■ **TO DO**
Type out every line below exactly as it reads.

Extracted records:
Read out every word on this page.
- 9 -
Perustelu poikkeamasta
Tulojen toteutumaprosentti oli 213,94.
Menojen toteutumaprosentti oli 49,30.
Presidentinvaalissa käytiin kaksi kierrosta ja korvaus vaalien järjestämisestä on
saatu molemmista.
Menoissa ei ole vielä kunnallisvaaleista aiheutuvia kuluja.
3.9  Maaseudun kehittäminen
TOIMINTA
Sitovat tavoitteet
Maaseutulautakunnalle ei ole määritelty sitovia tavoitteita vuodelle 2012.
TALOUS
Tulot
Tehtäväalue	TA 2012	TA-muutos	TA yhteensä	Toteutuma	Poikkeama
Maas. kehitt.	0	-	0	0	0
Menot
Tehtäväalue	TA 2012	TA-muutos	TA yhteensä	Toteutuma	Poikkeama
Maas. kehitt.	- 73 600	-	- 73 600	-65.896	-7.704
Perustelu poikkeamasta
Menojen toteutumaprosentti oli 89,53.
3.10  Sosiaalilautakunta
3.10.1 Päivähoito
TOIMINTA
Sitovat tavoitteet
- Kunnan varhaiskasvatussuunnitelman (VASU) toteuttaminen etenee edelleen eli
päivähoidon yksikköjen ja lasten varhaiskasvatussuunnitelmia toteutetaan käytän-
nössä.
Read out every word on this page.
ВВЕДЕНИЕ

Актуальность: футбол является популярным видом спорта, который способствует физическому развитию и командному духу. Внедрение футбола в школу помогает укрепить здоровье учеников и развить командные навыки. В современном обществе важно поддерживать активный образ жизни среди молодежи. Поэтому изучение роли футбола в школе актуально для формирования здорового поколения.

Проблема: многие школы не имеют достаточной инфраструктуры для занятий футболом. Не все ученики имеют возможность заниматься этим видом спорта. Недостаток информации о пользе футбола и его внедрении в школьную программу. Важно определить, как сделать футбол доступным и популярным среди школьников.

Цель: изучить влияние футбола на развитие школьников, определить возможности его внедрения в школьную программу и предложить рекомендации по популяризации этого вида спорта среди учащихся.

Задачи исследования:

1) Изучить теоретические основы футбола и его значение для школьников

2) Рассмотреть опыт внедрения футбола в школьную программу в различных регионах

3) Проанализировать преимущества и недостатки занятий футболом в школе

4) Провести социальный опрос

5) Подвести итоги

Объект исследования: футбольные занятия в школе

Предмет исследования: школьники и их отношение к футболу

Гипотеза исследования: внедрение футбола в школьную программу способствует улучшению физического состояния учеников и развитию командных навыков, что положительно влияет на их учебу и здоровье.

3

■ **RESPONSE TO THE TASK**
Read out every word on this page.
- 9 -
Perustelu poikkeamasta
Tulojen toteutumaprosentti oli 213,94.
Menojen toteutumaprosentti oli 49,30.
Presidentinvaalissa käytiin kaksi kierrosta ja korvaus vaalien järjestämisestä on
saatu molemmista.
Menoissa ei ole vielä kunnallisvaaleista aiheutuvia kuluja.
3.9  Maaseudun kehittäminen
TOIMINTA
Sitovat tavoitteet
Maaseutulautakunnalle ei ole määritelty sitovia tavoitteita vuodelle 2012.
TALOUS
Tulot
Tehtäväalue	TA 2012	TA-muutos	TA yhteensä	Toteutuma	Poikkeama
Maas. kehitt.	0	-	0	0	0
Menot
Tehtäväalue	TA 2012	TA-muutos	TA yhteensä	Toteutuma	Poikkeama
Maas. kehitt.	- 73 600	-	- 73 600	-65.896	-7.704
Perustelu poikkeamasta
Menojen toteutumaprosentti oli 89,53.
3.10  Sosiaalilautakunta
3.10.1 Päivähoito
TOIMINTA
Sitovat tavoitteet
- Kunnan varhaiskasvatussuunnitelman (VASU) toteuttaminen etenee edelleen eli
päivähoidon yksikköjen ja lasten varhaiskasvatussuunnitelmia toteutetaan käytän-
nössä.
Read out every word on this page.
ВВЕДЕНИЕ

Актуальность: футбол является популярным видом спорта, который способствует физическому развитию и командному духу. Внедрение футбола в школу помогает укрепить здоровье учеников и развить командные навыки. В современном обществе важно поддерживать активный образ жизни среди молодежи. Поэтому изучение роли футбола в школе актуально для формирования здорового поколения.

Проблема: многие школы не имеют достаточной инфраструктуры для занятий футболом. Не все ученики имеют возможность заниматься этим видом спорта. Недостаток информации о пользе футбола и его внедрении в школьную программу. Важно определить, как сделать футбол доступным и популярным среди школьников.

Цель: изучить влияние футбола на развитие школьников, определить возможности его внедрения в школьную программу и предложить рекомендации по популяризации этого вида спорта среди учащихся.

Задачи исследования:

1) Изучить теоретические основы футбола и его значение для школьников

2) Рассмотреть опыт внедрения футбола в школьную программу в различных регионах

3) Проанализировать преимущества и недостатки занятий футболом в школе

4) Провести социальный опрос

5) Подвести итоги

Объект исследования: футбольные занятия в школе

Предмет исследования: школьники и их отношение к футболу

Гипотеза исследования: внедрение футбола в школьную программу способствует улучшению физического состояния учеников и развитию командных навыков, что положительно влияет на их учебу и здоровье.

3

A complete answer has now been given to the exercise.